• _Exercise task_:
Identify the lines holding "this" and copy them.

• _Excerpted records_:
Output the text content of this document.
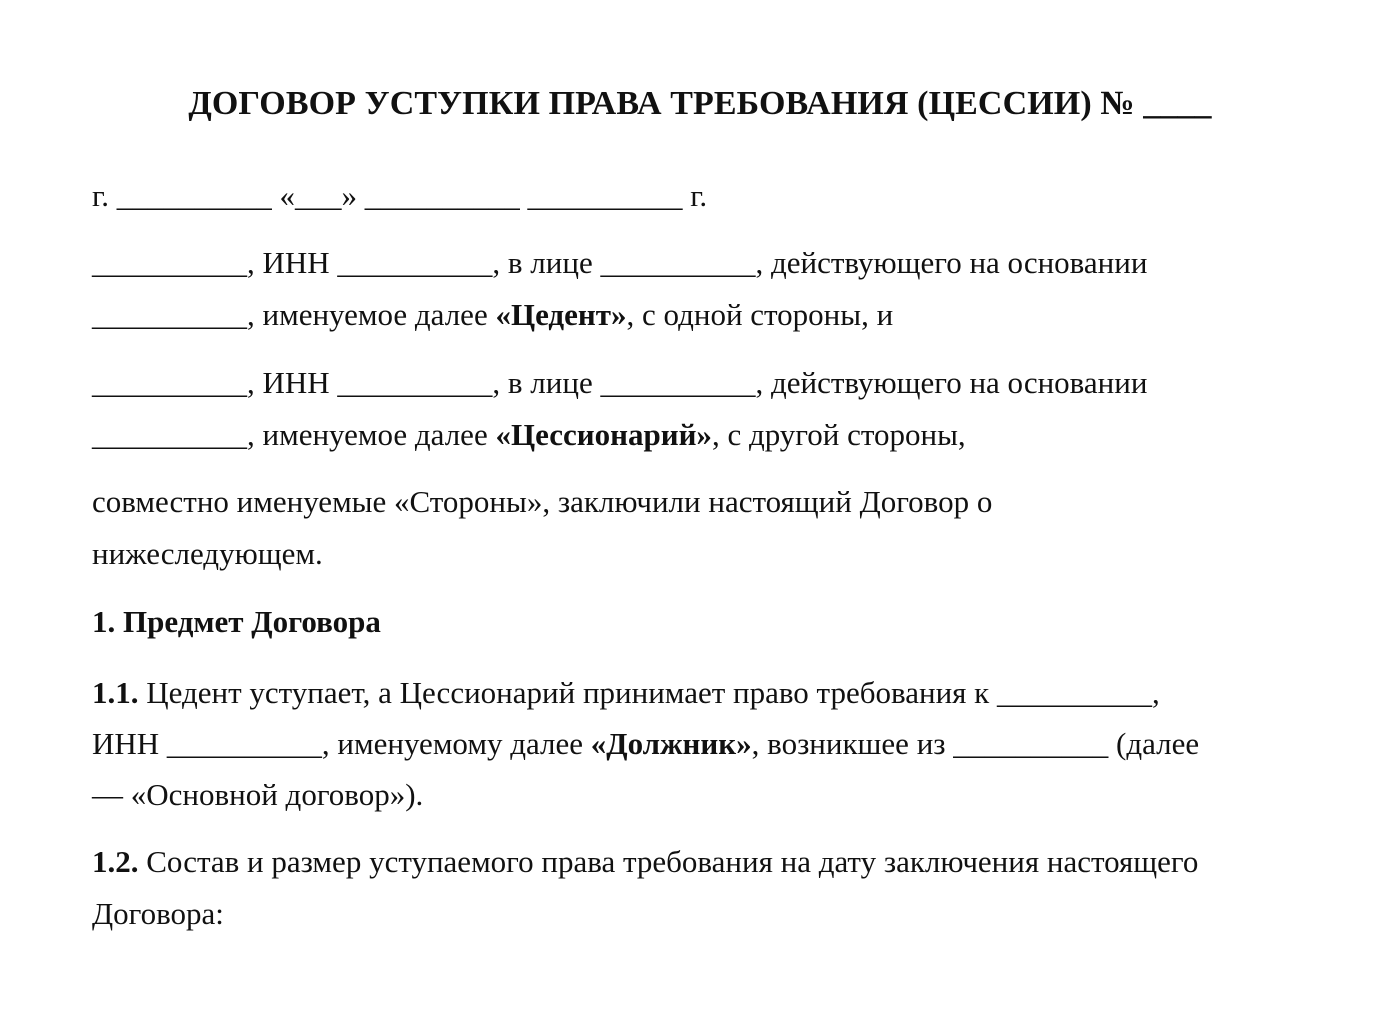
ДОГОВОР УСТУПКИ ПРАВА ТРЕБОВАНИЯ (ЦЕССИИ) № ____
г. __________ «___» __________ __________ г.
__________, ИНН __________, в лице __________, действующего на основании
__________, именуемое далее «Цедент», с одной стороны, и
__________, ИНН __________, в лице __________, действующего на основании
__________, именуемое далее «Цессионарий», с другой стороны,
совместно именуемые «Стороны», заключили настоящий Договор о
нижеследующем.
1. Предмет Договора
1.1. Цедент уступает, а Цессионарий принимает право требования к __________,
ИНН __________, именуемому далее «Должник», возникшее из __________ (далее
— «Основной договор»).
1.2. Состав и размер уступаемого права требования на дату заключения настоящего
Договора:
...
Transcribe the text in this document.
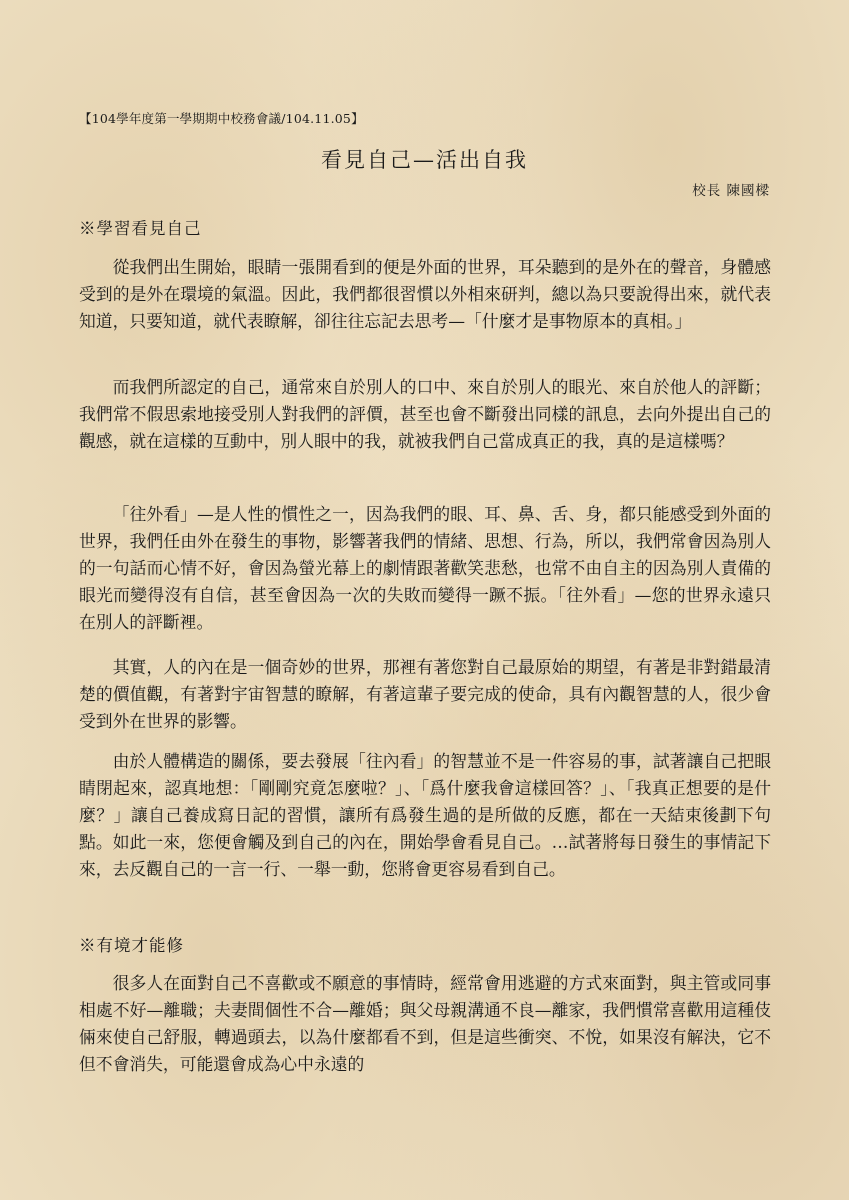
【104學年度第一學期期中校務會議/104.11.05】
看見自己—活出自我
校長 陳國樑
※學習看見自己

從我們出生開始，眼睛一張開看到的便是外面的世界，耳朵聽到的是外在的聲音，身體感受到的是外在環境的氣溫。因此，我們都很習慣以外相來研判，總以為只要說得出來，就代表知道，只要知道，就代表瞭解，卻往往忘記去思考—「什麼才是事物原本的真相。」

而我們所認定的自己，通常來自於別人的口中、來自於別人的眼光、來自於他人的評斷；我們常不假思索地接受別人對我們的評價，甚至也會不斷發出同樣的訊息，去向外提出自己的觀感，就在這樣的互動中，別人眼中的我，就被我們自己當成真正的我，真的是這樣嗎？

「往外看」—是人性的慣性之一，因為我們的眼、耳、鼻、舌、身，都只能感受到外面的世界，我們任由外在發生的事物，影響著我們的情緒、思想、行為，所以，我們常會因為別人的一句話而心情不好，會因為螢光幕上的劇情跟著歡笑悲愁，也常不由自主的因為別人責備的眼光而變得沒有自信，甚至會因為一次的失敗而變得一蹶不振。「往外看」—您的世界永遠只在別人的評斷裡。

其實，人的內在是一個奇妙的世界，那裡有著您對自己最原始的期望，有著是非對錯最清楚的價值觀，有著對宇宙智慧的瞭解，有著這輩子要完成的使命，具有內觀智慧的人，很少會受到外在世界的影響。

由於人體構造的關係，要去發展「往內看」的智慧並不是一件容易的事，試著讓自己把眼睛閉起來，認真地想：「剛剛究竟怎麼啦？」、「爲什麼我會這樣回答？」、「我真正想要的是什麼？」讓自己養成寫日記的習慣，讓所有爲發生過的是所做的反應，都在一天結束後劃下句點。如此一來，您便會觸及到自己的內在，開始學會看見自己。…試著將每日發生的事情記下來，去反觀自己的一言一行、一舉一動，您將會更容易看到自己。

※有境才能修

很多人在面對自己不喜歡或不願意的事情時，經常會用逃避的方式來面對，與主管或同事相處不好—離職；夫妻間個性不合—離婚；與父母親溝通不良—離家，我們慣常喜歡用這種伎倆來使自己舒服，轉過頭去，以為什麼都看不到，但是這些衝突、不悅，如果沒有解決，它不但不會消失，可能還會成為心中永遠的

• _Completed task_:
Output the text content of this document.
Transcribe the text in this document.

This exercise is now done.